== Provided entries ==

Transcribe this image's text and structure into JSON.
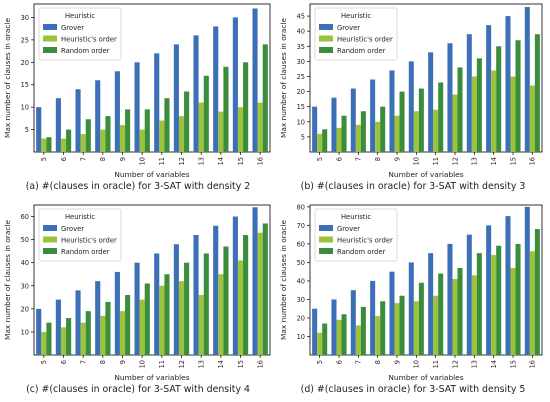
{
  "chart_data": [
    {
      "type": "bar",
      "caption": "(a) #(clauses in oracle) for 3-SAT with density 2",
      "xlabel": "Number of variables",
      "ylabel": "Max number of clauses in oracle",
      "categories": [
        "5",
        "6",
        "7",
        "8",
        "9",
        "10",
        "11",
        "12",
        "13",
        "14",
        "15",
        "16"
      ],
      "ylim": [
        0,
        33
      ],
      "yticks": [
        5,
        10,
        15,
        20,
        25,
        30
      ],
      "legend": {
        "title": "Heuristic",
        "placement": "top-left"
      },
      "series": [
        {
          "name": "Grover",
          "color": "#3d6fb6",
          "values": [
            10,
            12,
            14,
            16,
            18,
            20,
            22,
            24,
            26,
            28,
            30,
            32
          ]
        },
        {
          "name": "Heuristic's order",
          "color": "#9bc33b",
          "values": [
            3,
            3,
            4,
            5,
            6,
            5,
            7,
            8,
            11,
            9,
            10,
            11
          ]
        },
        {
          "name": "Random order",
          "color": "#3b8c3b",
          "values": [
            3.3,
            5,
            7.3,
            8,
            9.5,
            9.5,
            12,
            13.5,
            17,
            19,
            20,
            24
          ]
        }
      ]
    },
    {
      "type": "bar",
      "caption": "(b) #(clauses in oracle) for 3-SAT with density 3",
      "xlabel": "Number of variables",
      "ylabel": "Max number of clauses in oracle",
      "categories": [
        "5",
        "6",
        "7",
        "8",
        "9",
        "10",
        "11",
        "12",
        "13",
        "14",
        "15",
        "16"
      ],
      "ylim": [
        0,
        49
      ],
      "yticks": [
        5,
        10,
        15,
        20,
        25,
        30,
        35,
        40,
        45
      ],
      "legend": {
        "title": "Heuristic",
        "placement": "top-left"
      },
      "series": [
        {
          "name": "Grover",
          "color": "#3d6fb6",
          "values": [
            15,
            18,
            21,
            24,
            27,
            30,
            33,
            36,
            39,
            42,
            45,
            48
          ]
        },
        {
          "name": "Heuristic's order",
          "color": "#9bc33b",
          "values": [
            6,
            8,
            9,
            10,
            12,
            13.5,
            14,
            19,
            25,
            27,
            25,
            22
          ]
        },
        {
          "name": "Random order",
          "color": "#3b8c3b",
          "values": [
            7.5,
            12,
            13.5,
            15,
            20,
            21,
            23,
            28,
            31,
            35,
            37,
            39
          ]
        }
      ]
    },
    {
      "type": "bar",
      "caption": "(c) #(clauses in oracle) for 3-SAT with density 4",
      "xlabel": "Number of variables",
      "ylabel": "Max number of clauses in oracle",
      "categories": [
        "5",
        "6",
        "7",
        "8",
        "9",
        "10",
        "11",
        "12",
        "13",
        "14",
        "15",
        "16"
      ],
      "ylim": [
        0,
        65
      ],
      "yticks": [
        10,
        20,
        30,
        40,
        50,
        60
      ],
      "legend": {
        "title": "Heuristic",
        "placement": "top-left"
      },
      "series": [
        {
          "name": "Grover",
          "color": "#3d6fb6",
          "values": [
            20,
            24,
            28,
            32,
            36,
            40,
            44,
            48,
            52,
            56,
            60,
            64
          ]
        },
        {
          "name": "Heuristic's order",
          "color": "#9bc33b",
          "values": [
            10,
            12,
            14,
            17,
            19,
            24,
            30,
            32,
            26,
            35,
            41,
            53
          ]
        },
        {
          "name": "Random order",
          "color": "#3b8c3b",
          "values": [
            14,
            16,
            19,
            23,
            26,
            31,
            35,
            40,
            44,
            47,
            52,
            57
          ]
        }
      ]
    },
    {
      "type": "bar",
      "caption": "(d) #(clauses in oracle) for 3-SAT with density 5",
      "xlabel": "Number of variables",
      "ylabel": "Max number of clauses in oracle",
      "categories": [
        "5",
        "6",
        "7",
        "8",
        "9",
        "10",
        "11",
        "12",
        "13",
        "14",
        "15",
        "16"
      ],
      "ylim": [
        0,
        81
      ],
      "yticks": [
        10,
        20,
        30,
        40,
        50,
        60,
        70,
        80
      ],
      "legend": {
        "title": "Heuristic",
        "placement": "top-left"
      },
      "series": [
        {
          "name": "Grover",
          "color": "#3d6fb6",
          "values": [
            25,
            30,
            35,
            40,
            45,
            50,
            55,
            60,
            65,
            70,
            75,
            80
          ]
        },
        {
          "name": "Heuristic's order",
          "color": "#9bc33b",
          "values": [
            12,
            19,
            16,
            21,
            28,
            29,
            32,
            41,
            43,
            54,
            47,
            56
          ]
        },
        {
          "name": "Random order",
          "color": "#3b8c3b",
          "values": [
            17,
            22,
            26,
            29,
            32,
            39,
            44,
            47,
            55,
            59,
            60,
            68
          ]
        }
      ]
    }
  ]
}
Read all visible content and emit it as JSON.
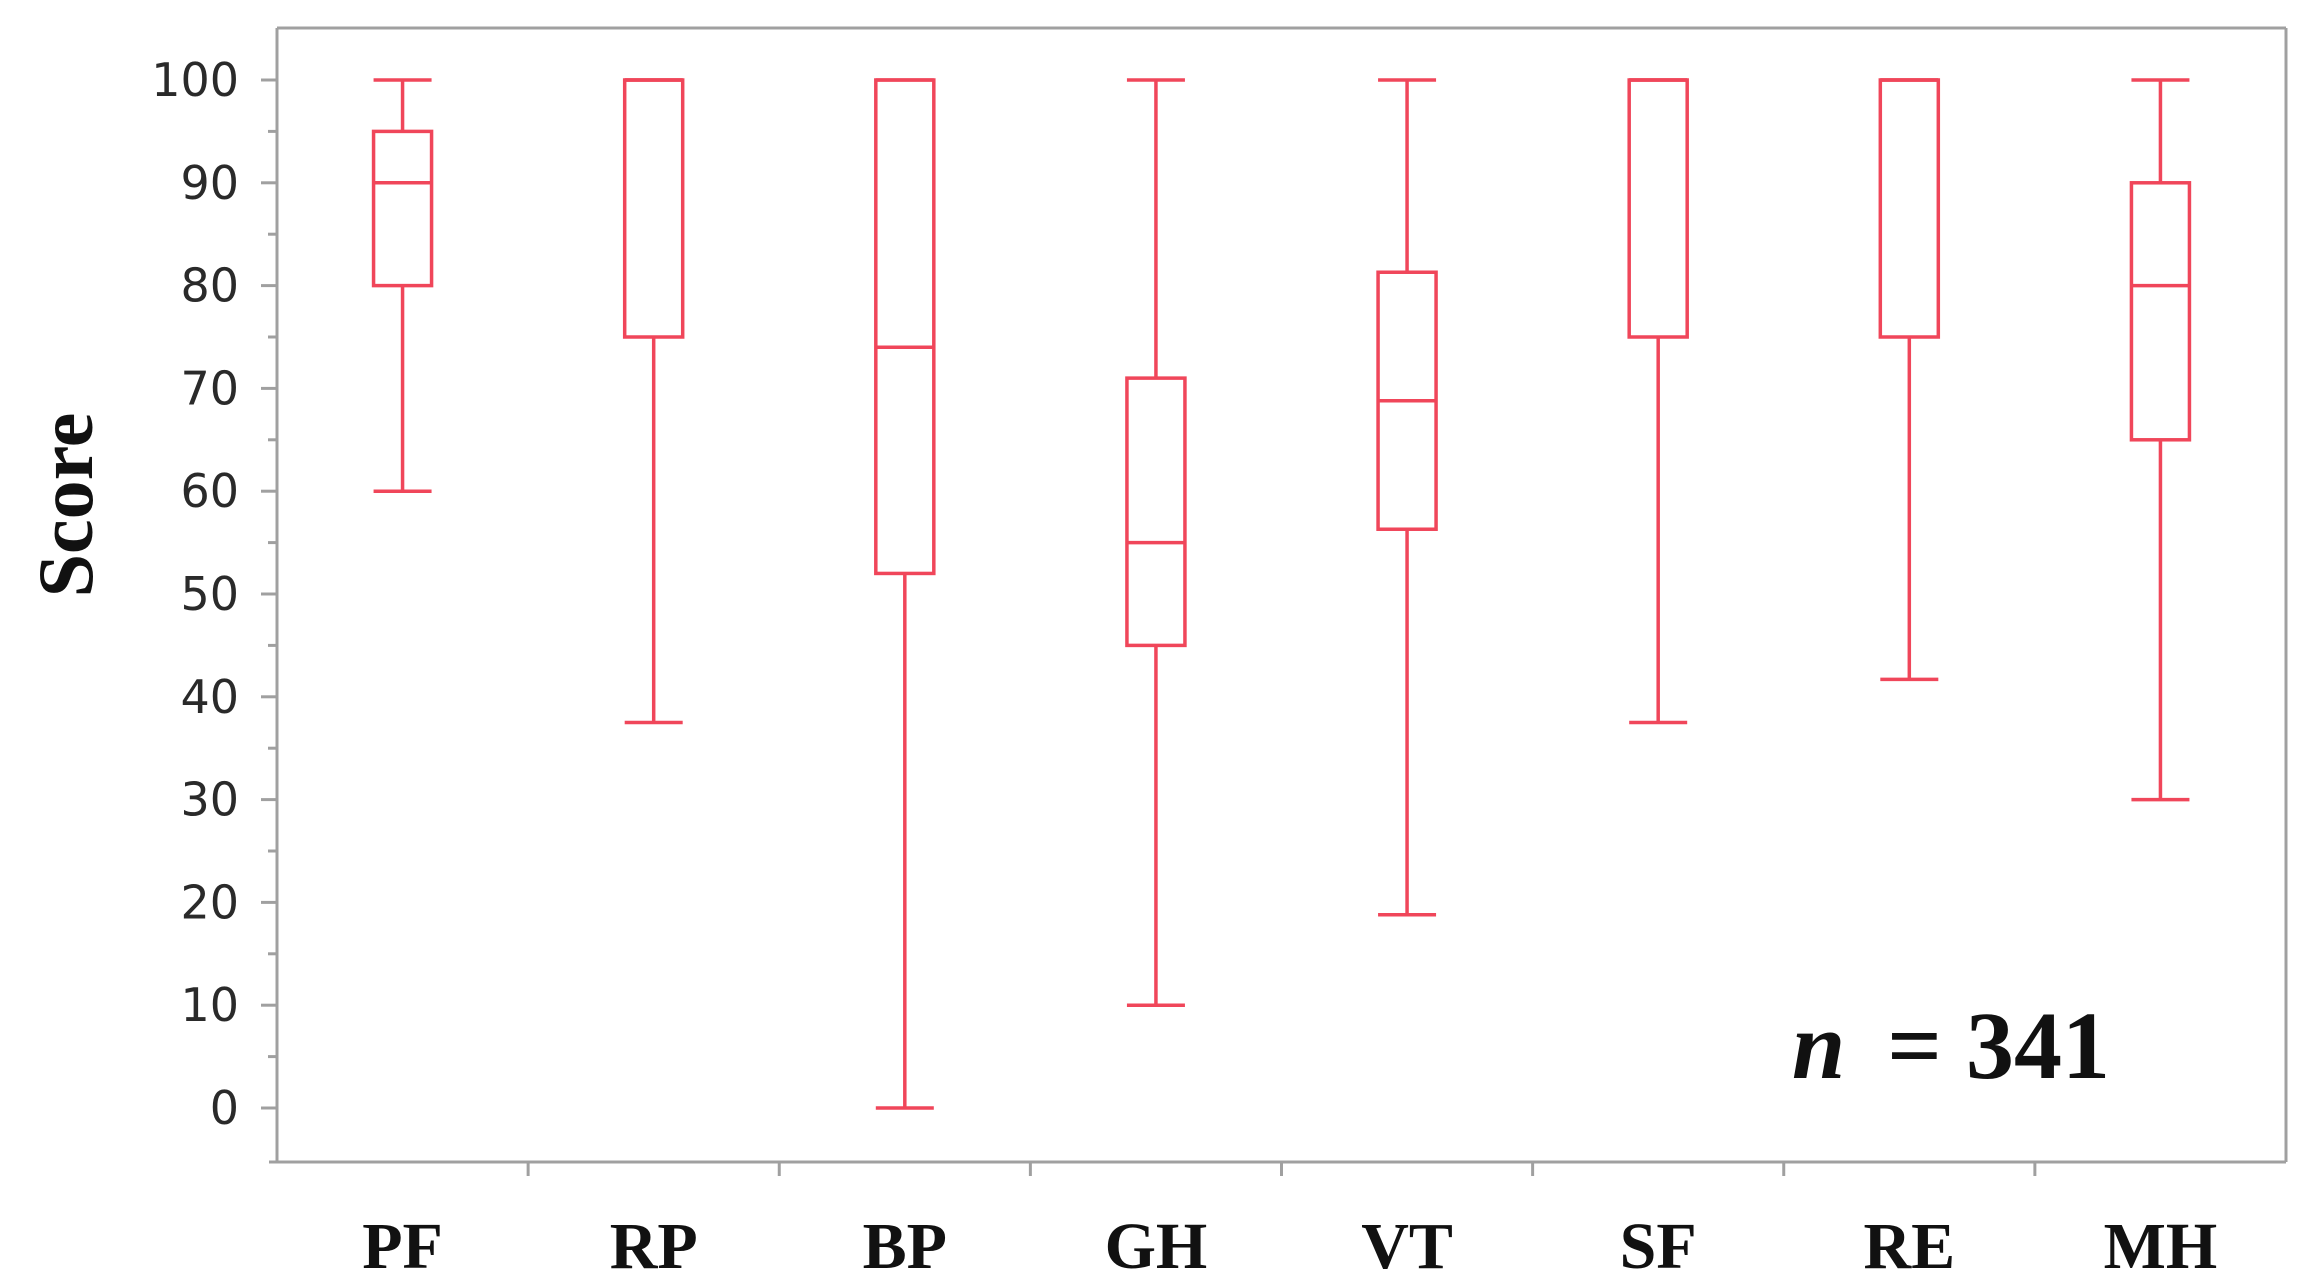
{
  "chart_data": {
    "type": "box",
    "categories": [
      "PF",
      "RP",
      "BP",
      "GH",
      "VT",
      "SF",
      "RE",
      "MH"
    ],
    "series": [
      {
        "boxes": [
          {
            "category": "PF",
            "min": 60,
            "q1": 80,
            "median": 90,
            "q3": 95,
            "max": 100
          },
          {
            "category": "RP",
            "min": 37.5,
            "q1": 75,
            "median": 100,
            "q3": 100,
            "max": 100
          },
          {
            "category": "BP",
            "min": 0,
            "q1": 52,
            "median": 74,
            "q3": 100,
            "max": 100
          },
          {
            "category": "GH",
            "min": 10,
            "q1": 45,
            "median": 55,
            "q3": 71,
            "max": 100
          },
          {
            "category": "VT",
            "min": 18.8,
            "q1": 56.3,
            "median": 68.8,
            "q3": 81.3,
            "max": 100
          },
          {
            "category": "SF",
            "min": 37.5,
            "q1": 75,
            "median": 100,
            "q3": 100,
            "max": 100
          },
          {
            "category": "RE",
            "min": 41.7,
            "q1": 75,
            "median": 100,
            "q3": 100,
            "max": 100
          },
          {
            "category": "MH",
            "min": 30,
            "q1": 65,
            "median": 80,
            "q3": 90,
            "max": 100
          }
        ]
      }
    ],
    "ylabel": "Score",
    "xlabel": "",
    "ylim": [
      -5,
      105
    ],
    "yticks": [
      0,
      10,
      20,
      30,
      40,
      50,
      60,
      70,
      80,
      90,
      100
    ],
    "grid": false,
    "annotation_prefix": "n",
    "annotation_suffix": "= 341",
    "box_color": "#f0465a"
  }
}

===

Without the pictures, write out all of the material exactly.

Transcribe this image's text and structure into JSON.
{
  "chart_data": [
    {
      "type": "bar",
      "caption": "(a) #(clauses in oracle) for 3-SAT with density 2",
      "xlabel": "Number of variables",
      "ylabel": "Max number of clauses in oracle",
      "categories": [
        "5",
        "6",
        "7",
        "8",
        "9",
        "10",
        "11",
        "12",
        "13",
        "14",
        "15",
        "16"
      ],
      "ylim": [
        0,
        33
      ],
      "yticks": [
        5,
        10,
        15,
        20,
        25,
        30
      ],
      "legend": {
        "title": "Heuristic",
        "placement": "top-left"
      },
      "series": [
        {
          "name": "Grover",
          "color": "#3d6fb6",
          "values": [
            10,
            12,
            14,
            16,
            18,
            20,
            22,
            24,
            26,
            28,
            30,
            32
          ]
        },
        {
          "name": "Heuristic's order",
          "color": "#9bc33b",
          "values": [
            3,
            3,
            4,
            5,
            6,
            5,
            7,
            8,
            11,
            9,
            10,
            11
          ]
        },
        {
          "name": "Random order",
          "color": "#3b8c3b",
          "values": [
            3.3,
            5,
            7.3,
            8,
            9.5,
            9.5,
            12,
            13.5,
            17,
            19,
            20,
            24
          ]
        }
      ]
    },
    {
      "type": "bar",
      "caption": "(b) #(clauses in oracle) for 3-SAT with density 3",
      "xlabel": "Number of variables",
      "ylabel": "Max number of clauses in oracle",
      "categories": [
        "5",
        "6",
        "7",
        "8",
        "9",
        "10",
        "11",
        "12",
        "13",
        "14",
        "15",
        "16"
      ],
      "ylim": [
        0,
        49
      ],
      "yticks": [
        5,
        10,
        15,
        20,
        25,
        30,
        35,
        40,
        45
      ],
      "legend": {
        "title": "Heuristic",
        "placement": "top-left"
      },
      "series": [
        {
          "name": "Grover",
          "color": "#3d6fb6",
          "values": [
            15,
            18,
            21,
            24,
            27,
            30,
            33,
            36,
            39,
            42,
            45,
            48
          ]
        },
        {
          "name": "Heuristic's order",
          "color": "#9bc33b",
          "values": [
            6,
            8,
            9,
            10,
            12,
            13.5,
            14,
            19,
            25,
            27,
            25,
            22
          ]
        },
        {
          "name": "Random order",
          "color": "#3b8c3b",
          "values": [
            7.5,
            12,
            13.5,
            15,
            20,
            21,
            23,
            28,
            31,
            35,
            37,
            39
          ]
        }
      ]
    },
    {
      "type": "bar",
      "caption": "(c) #(clauses in oracle) for 3-SAT with density 4",
      "xlabel": "Number of variables",
      "ylabel": "Max number of clauses in oracle",
      "categories": [
        "5",
        "6",
        "7",
        "8",
        "9",
        "10",
        "11",
        "12",
        "13",
        "14",
        "15",
        "16"
      ],
      "ylim": [
        0,
        65
      ],
      "yticks": [
        10,
        20,
        30,
        40,
        50,
        60
      ],
      "legend": {
        "title": "Heuristic",
        "placement": "top-left"
      },
      "series": [
        {
          "name": "Grover",
          "color": "#3d6fb6",
          "values": [
            20,
            24,
            28,
            32,
            36,
            40,
            44,
            48,
            52,
            56,
            60,
            64
          ]
        },
        {
          "name": "Heuristic's order",
          "color": "#9bc33b",
          "values": [
            10,
            12,
            14,
            17,
            19,
            24,
            30,
            32,
            26,
            35,
            41,
            53
          ]
        },
        {
          "name": "Random order",
          "color": "#3b8c3b",
          "values": [
            14,
            16,
            19,
            23,
            26,
            31,
            35,
            40,
            44,
            47,
            52,
            57
          ]
        }
      ]
    },
    {
      "type": "bar",
      "caption": "(d) #(clauses in oracle) for 3-SAT with density 5",
      "xlabel": "Number of variables",
      "ylabel": "Max number of clauses in oracle",
      "categories": [
        "5",
        "6",
        "7",
        "8",
        "9",
        "10",
        "11",
        "12",
        "13",
        "14",
        "15",
        "16"
      ],
      "ylim": [
        0,
        81
      ],
      "yticks": [
        10,
        20,
        30,
        40,
        50,
        60,
        70,
        80
      ],
      "legend": {
        "title": "Heuristic",
        "placement": "top-left"
      },
      "series": [
        {
          "name": "Grover",
          "color": "#3d6fb6",
          "values": [
            25,
            30,
            35,
            40,
            45,
            50,
            55,
            60,
            65,
            70,
            75,
            80
          ]
        },
        {
          "name": "Heuristic's order",
          "color": "#9bc33b",
          "values": [
            12,
            19,
            16,
            21,
            28,
            29,
            32,
            41,
            43,
            54,
            47,
            56
          ]
        },
        {
          "name": "Random order",
          "color": "#3b8c3b",
          "values": [
            17,
            22,
            26,
            29,
            32,
            39,
            44,
            47,
            55,
            59,
            60,
            68
          ]
        }
      ]
    }
  ]
}
Read all visible content and emit it as JSON.
{
  "chart_data": {
    "type": "box",
    "categories": [
      "PF",
      "RP",
      "BP",
      "GH",
      "VT",
      "SF",
      "RE",
      "MH"
    ],
    "series": [
      {
        "boxes": [
          {
            "category": "PF",
            "min": 60,
            "q1": 80,
            "median": 90,
            "q3": 95,
            "max": 100
          },
          {
            "category": "RP",
            "min": 37.5,
            "q1": 75,
            "median": 100,
            "q3": 100,
            "max": 100
          },
          {
            "category": "BP",
            "min": 0,
            "q1": 52,
            "median": 74,
            "q3": 100,
            "max": 100
          },
          {
            "category": "GH",
            "min": 10,
            "q1": 45,
            "median": 55,
            "q3": 71,
            "max": 100
          },
          {
            "category": "VT",
            "min": 18.8,
            "q1": 56.3,
            "median": 68.8,
            "q3": 81.3,
            "max": 100
          },
          {
            "category": "SF",
            "min": 37.5,
            "q1": 75,
            "median": 100,
            "q3": 100,
            "max": 100
          },
          {
            "category": "RE",
            "min": 41.7,
            "q1": 75,
            "median": 100,
            "q3": 100,
            "max": 100
          },
          {
            "category": "MH",
            "min": 30,
            "q1": 65,
            "median": 80,
            "q3": 90,
            "max": 100
          }
        ]
      }
    ],
    "ylabel": "Score",
    "xlabel": "",
    "ylim": [
      -5,
      105
    ],
    "yticks": [
      0,
      10,
      20,
      30,
      40,
      50,
      60,
      70,
      80,
      90,
      100
    ],
    "grid": false,
    "annotation_prefix": "n",
    "annotation_suffix": "= 341",
    "box_color": "#f0465a"
  }
}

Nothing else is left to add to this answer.